- What you have to do
Print all of the lines exactly. Any picture among them stays out.

- Records
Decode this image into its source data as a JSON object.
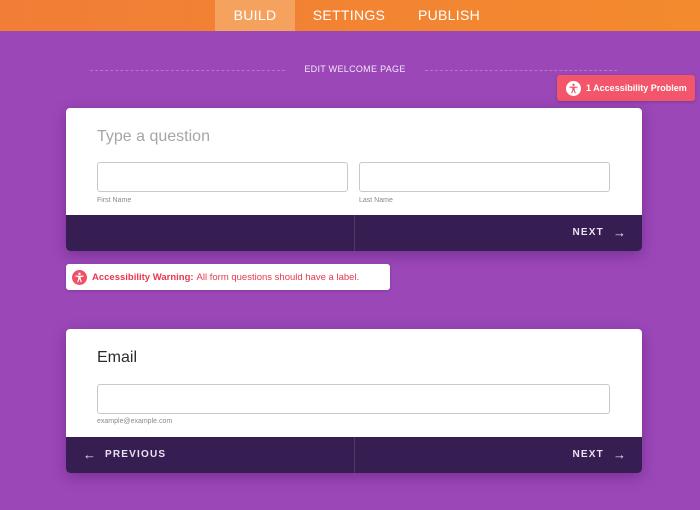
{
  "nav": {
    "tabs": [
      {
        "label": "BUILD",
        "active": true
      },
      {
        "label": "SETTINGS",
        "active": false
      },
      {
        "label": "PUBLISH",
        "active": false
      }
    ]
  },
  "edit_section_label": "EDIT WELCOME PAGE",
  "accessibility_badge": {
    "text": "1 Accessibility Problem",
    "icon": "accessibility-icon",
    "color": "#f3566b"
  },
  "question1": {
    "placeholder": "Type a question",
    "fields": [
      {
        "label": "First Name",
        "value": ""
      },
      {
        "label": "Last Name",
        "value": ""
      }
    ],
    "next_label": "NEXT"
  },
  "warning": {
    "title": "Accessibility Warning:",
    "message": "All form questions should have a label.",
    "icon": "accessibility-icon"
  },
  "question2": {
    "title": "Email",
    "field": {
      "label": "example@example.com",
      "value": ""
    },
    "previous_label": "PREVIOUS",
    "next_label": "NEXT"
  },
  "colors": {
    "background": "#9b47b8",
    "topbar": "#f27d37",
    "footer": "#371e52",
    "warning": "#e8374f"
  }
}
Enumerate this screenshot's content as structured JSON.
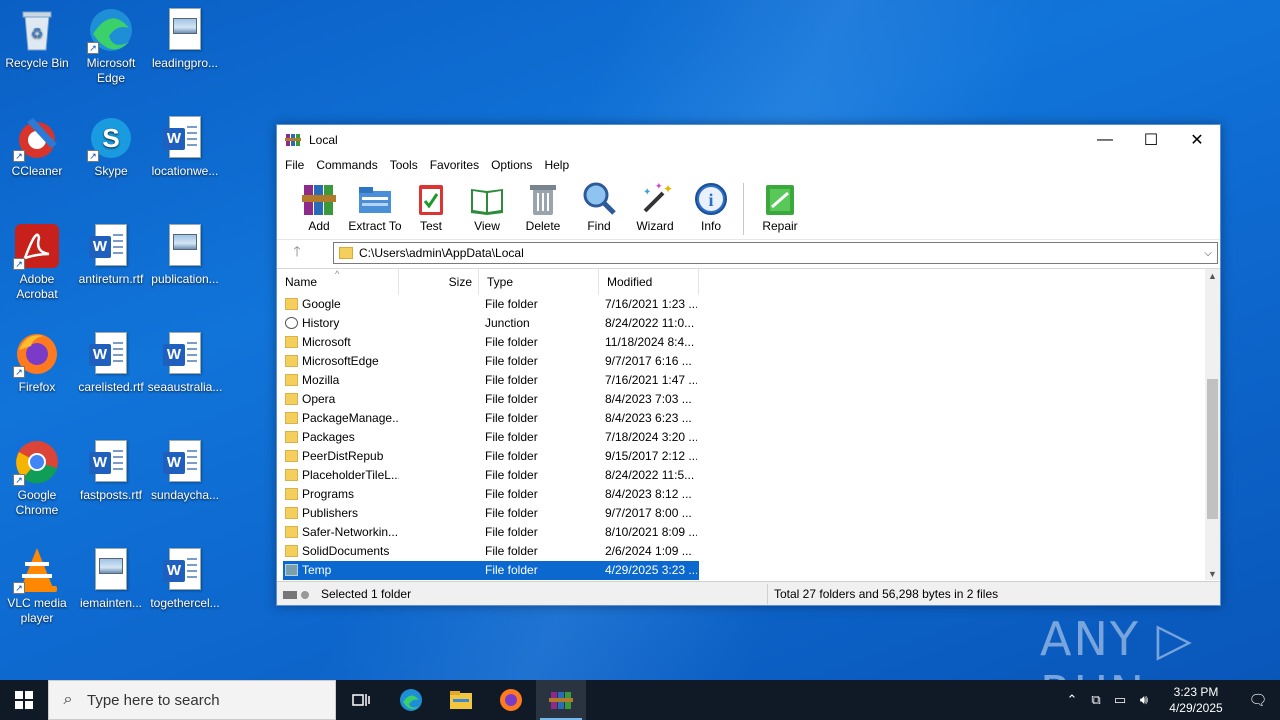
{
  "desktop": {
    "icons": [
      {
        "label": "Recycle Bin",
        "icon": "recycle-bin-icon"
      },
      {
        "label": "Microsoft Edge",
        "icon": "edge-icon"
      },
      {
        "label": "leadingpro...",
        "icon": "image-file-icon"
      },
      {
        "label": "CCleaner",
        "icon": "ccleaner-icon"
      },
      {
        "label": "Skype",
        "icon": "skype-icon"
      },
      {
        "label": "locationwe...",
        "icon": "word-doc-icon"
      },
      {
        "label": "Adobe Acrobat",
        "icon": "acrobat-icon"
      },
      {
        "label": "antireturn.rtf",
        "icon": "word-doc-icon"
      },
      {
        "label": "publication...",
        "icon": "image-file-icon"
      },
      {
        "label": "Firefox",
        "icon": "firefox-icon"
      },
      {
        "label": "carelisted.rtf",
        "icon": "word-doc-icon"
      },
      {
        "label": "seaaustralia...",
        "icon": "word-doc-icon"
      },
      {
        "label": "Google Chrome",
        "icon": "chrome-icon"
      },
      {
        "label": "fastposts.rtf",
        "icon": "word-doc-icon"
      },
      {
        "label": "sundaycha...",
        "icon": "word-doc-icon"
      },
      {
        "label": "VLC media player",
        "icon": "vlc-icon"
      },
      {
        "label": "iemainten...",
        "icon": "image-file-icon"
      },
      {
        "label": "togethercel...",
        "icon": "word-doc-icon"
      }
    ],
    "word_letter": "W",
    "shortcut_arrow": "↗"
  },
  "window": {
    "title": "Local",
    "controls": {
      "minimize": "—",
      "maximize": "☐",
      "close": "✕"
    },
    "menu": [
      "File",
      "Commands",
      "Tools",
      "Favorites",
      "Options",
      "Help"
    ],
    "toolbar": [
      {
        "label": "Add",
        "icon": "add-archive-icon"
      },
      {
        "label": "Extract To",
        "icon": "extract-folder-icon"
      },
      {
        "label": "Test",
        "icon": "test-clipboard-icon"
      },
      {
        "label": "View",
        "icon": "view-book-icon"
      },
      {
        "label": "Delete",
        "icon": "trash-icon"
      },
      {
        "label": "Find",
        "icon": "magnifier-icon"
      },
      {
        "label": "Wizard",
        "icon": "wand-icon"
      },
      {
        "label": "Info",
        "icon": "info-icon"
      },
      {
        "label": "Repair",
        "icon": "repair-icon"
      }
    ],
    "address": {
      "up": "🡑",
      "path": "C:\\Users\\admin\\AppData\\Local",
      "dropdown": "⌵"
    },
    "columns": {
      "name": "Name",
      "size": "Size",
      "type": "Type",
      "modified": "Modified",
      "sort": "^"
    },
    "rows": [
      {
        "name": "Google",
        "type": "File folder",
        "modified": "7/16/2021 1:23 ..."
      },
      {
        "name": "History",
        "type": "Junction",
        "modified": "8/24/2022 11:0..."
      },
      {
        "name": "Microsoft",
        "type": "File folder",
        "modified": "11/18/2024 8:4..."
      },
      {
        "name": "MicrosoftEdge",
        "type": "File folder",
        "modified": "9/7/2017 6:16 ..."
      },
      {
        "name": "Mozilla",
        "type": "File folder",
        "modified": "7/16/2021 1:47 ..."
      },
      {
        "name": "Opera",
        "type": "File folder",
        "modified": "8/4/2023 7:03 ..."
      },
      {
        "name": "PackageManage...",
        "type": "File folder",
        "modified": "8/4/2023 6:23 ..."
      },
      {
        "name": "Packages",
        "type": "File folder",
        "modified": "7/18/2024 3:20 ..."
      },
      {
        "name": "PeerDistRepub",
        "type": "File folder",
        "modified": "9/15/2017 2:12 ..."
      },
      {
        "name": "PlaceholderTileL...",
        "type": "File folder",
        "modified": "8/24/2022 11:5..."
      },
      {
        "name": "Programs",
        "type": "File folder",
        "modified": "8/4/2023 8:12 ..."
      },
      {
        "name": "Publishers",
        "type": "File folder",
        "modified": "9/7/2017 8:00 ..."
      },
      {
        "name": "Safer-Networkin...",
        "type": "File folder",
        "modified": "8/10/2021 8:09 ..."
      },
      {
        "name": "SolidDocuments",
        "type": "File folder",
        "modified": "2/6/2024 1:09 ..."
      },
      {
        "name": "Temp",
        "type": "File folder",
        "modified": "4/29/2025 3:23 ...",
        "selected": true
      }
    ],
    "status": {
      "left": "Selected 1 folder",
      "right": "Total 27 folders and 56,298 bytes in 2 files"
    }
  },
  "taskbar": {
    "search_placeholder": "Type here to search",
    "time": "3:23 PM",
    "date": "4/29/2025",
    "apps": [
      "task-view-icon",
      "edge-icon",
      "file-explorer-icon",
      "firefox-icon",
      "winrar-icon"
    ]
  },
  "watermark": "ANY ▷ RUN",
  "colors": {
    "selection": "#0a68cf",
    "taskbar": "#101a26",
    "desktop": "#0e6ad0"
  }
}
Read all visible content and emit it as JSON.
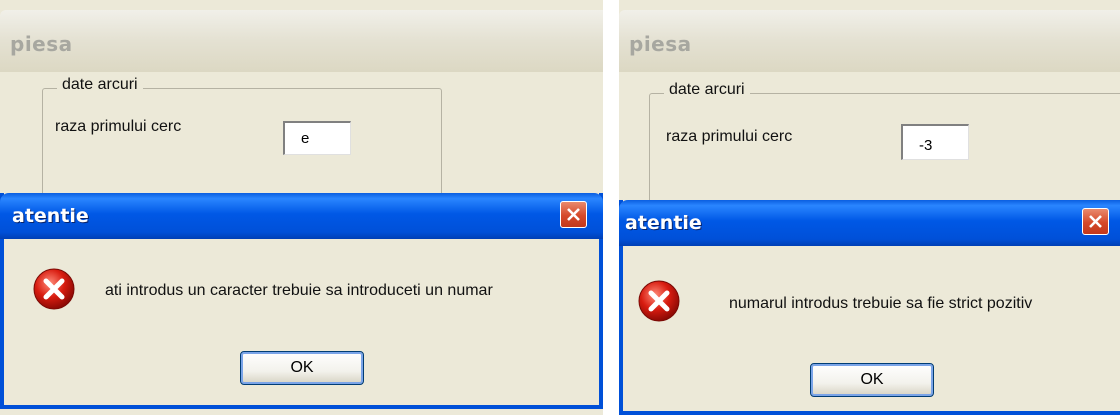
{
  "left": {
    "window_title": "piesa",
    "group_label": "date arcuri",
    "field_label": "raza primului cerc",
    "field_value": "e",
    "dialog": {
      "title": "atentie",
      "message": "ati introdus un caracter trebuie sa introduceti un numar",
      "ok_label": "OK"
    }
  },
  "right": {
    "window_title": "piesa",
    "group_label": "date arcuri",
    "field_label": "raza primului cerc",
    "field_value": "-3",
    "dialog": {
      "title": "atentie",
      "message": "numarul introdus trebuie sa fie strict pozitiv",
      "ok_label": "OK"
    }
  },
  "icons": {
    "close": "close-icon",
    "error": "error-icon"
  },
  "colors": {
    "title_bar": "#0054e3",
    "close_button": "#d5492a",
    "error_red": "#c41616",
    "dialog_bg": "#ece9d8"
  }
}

- Output of the task
Decode this image into its source data as a JSON object.
{
  "nav": {
    "tabs": [
      {
        "label": "BUILD",
        "active": true
      },
      {
        "label": "SETTINGS",
        "active": false
      },
      {
        "label": "PUBLISH",
        "active": false
      }
    ]
  },
  "edit_section_label": "EDIT WELCOME PAGE",
  "accessibility_badge": {
    "text": "1 Accessibility Problem",
    "icon": "accessibility-icon",
    "color": "#f3566b"
  },
  "question1": {
    "placeholder": "Type a question",
    "fields": [
      {
        "label": "First Name",
        "value": ""
      },
      {
        "label": "Last Name",
        "value": ""
      }
    ],
    "next_label": "NEXT"
  },
  "warning": {
    "title": "Accessibility Warning:",
    "message": "All form questions should have a label.",
    "icon": "accessibility-icon"
  },
  "question2": {
    "title": "Email",
    "field": {
      "label": "example@example.com",
      "value": ""
    },
    "previous_label": "PREVIOUS",
    "next_label": "NEXT"
  },
  "colors": {
    "background": "#9b47b8",
    "topbar": "#f27d37",
    "footer": "#371e52",
    "warning": "#e8374f"
  }
}
Enumerate this screenshot's content as structured JSON.
{
  "desktop": {
    "icons": [
      {
        "label": "Recycle Bin",
        "icon": "recycle-bin-icon"
      },
      {
        "label": "Microsoft Edge",
        "icon": "edge-icon"
      },
      {
        "label": "leadingpro...",
        "icon": "image-file-icon"
      },
      {
        "label": "CCleaner",
        "icon": "ccleaner-icon"
      },
      {
        "label": "Skype",
        "icon": "skype-icon"
      },
      {
        "label": "locationwe...",
        "icon": "word-doc-icon"
      },
      {
        "label": "Adobe Acrobat",
        "icon": "acrobat-icon"
      },
      {
        "label": "antireturn.rtf",
        "icon": "word-doc-icon"
      },
      {
        "label": "publication...",
        "icon": "image-file-icon"
      },
      {
        "label": "Firefox",
        "icon": "firefox-icon"
      },
      {
        "label": "carelisted.rtf",
        "icon": "word-doc-icon"
      },
      {
        "label": "seaaustralia...",
        "icon": "word-doc-icon"
      },
      {
        "label": "Google Chrome",
        "icon": "chrome-icon"
      },
      {
        "label": "fastposts.rtf",
        "icon": "word-doc-icon"
      },
      {
        "label": "sundaycha...",
        "icon": "word-doc-icon"
      },
      {
        "label": "VLC media player",
        "icon": "vlc-icon"
      },
      {
        "label": "iemainten...",
        "icon": "image-file-icon"
      },
      {
        "label": "togethercel...",
        "icon": "word-doc-icon"
      }
    ],
    "word_letter": "W",
    "shortcut_arrow": "↗"
  },
  "window": {
    "title": "Local",
    "controls": {
      "minimize": "—",
      "maximize": "☐",
      "close": "✕"
    },
    "menu": [
      "File",
      "Commands",
      "Tools",
      "Favorites",
      "Options",
      "Help"
    ],
    "toolbar": [
      {
        "label": "Add",
        "icon": "add-archive-icon"
      },
      {
        "label": "Extract To",
        "icon": "extract-folder-icon"
      },
      {
        "label": "Test",
        "icon": "test-clipboard-icon"
      },
      {
        "label": "View",
        "icon": "view-book-icon"
      },
      {
        "label": "Delete",
        "icon": "trash-icon"
      },
      {
        "label": "Find",
        "icon": "magnifier-icon"
      },
      {
        "label": "Wizard",
        "icon": "wand-icon"
      },
      {
        "label": "Info",
        "icon": "info-icon"
      },
      {
        "label": "Repair",
        "icon": "repair-icon"
      }
    ],
    "address": {
      "up": "🡑",
      "path": "C:\\Users\\admin\\AppData\\Local",
      "dropdown": "⌵"
    },
    "columns": {
      "name": "Name",
      "size": "Size",
      "type": "Type",
      "modified": "Modified",
      "sort": "^"
    },
    "rows": [
      {
        "name": "Google",
        "type": "File folder",
        "modified": "7/16/2021 1:23 ..."
      },
      {
        "name": "History",
        "type": "Junction",
        "modified": "8/24/2022 11:0..."
      },
      {
        "name": "Microsoft",
        "type": "File folder",
        "modified": "11/18/2024 8:4..."
      },
      {
        "name": "MicrosoftEdge",
        "type": "File folder",
        "modified": "9/7/2017 6:16 ..."
      },
      {
        "name": "Mozilla",
        "type": "File folder",
        "modified": "7/16/2021 1:47 ..."
      },
      {
        "name": "Opera",
        "type": "File folder",
        "modified": "8/4/2023 7:03 ..."
      },
      {
        "name": "PackageManage...",
        "type": "File folder",
        "modified": "8/4/2023 6:23 ..."
      },
      {
        "name": "Packages",
        "type": "File folder",
        "modified": "7/18/2024 3:20 ..."
      },
      {
        "name": "PeerDistRepub",
        "type": "File folder",
        "modified": "9/15/2017 2:12 ..."
      },
      {
        "name": "PlaceholderTileL...",
        "type": "File folder",
        "modified": "8/24/2022 11:5..."
      },
      {
        "name": "Programs",
        "type": "File folder",
        "modified": "8/4/2023 8:12 ..."
      },
      {
        "name": "Publishers",
        "type": "File folder",
        "modified": "9/7/2017 8:00 ..."
      },
      {
        "name": "Safer-Networkin...",
        "type": "File folder",
        "modified": "8/10/2021 8:09 ..."
      },
      {
        "name": "SolidDocuments",
        "type": "File folder",
        "modified": "2/6/2024 1:09 ..."
      },
      {
        "name": "Temp",
        "type": "File folder",
        "modified": "4/29/2025 3:23 ...",
        "selected": true
      }
    ],
    "status": {
      "left": "Selected 1 folder",
      "right": "Total 27 folders and 56,298 bytes in 2 files"
    }
  },
  "taskbar": {
    "search_placeholder": "Type here to search",
    "time": "3:23 PM",
    "date": "4/29/2025",
    "apps": [
      "task-view-icon",
      "edge-icon",
      "file-explorer-icon",
      "firefox-icon",
      "winrar-icon"
    ]
  },
  "watermark": "ANY ▷ RUN",
  "colors": {
    "selection": "#0a68cf",
    "taskbar": "#101a26",
    "desktop": "#0e6ad0"
  }
}
Read all visible content and emit it as JSON.
{
  "left": {
    "window_title": "piesa",
    "group_label": "date arcuri",
    "field_label": "raza primului cerc",
    "field_value": "e",
    "dialog": {
      "title": "atentie",
      "message": "ati introdus un caracter trebuie sa introduceti un numar",
      "ok_label": "OK"
    }
  },
  "right": {
    "window_title": "piesa",
    "group_label": "date arcuri",
    "field_label": "raza primului cerc",
    "field_value": "-3",
    "dialog": {
      "title": "atentie",
      "message": "numarul introdus trebuie sa fie strict pozitiv",
      "ok_label": "OK"
    }
  },
  "icons": {
    "close": "close-icon",
    "error": "error-icon"
  },
  "colors": {
    "title_bar": "#0054e3",
    "close_button": "#d5492a",
    "error_red": "#c41616",
    "dialog_bg": "#ece9d8"
  }
}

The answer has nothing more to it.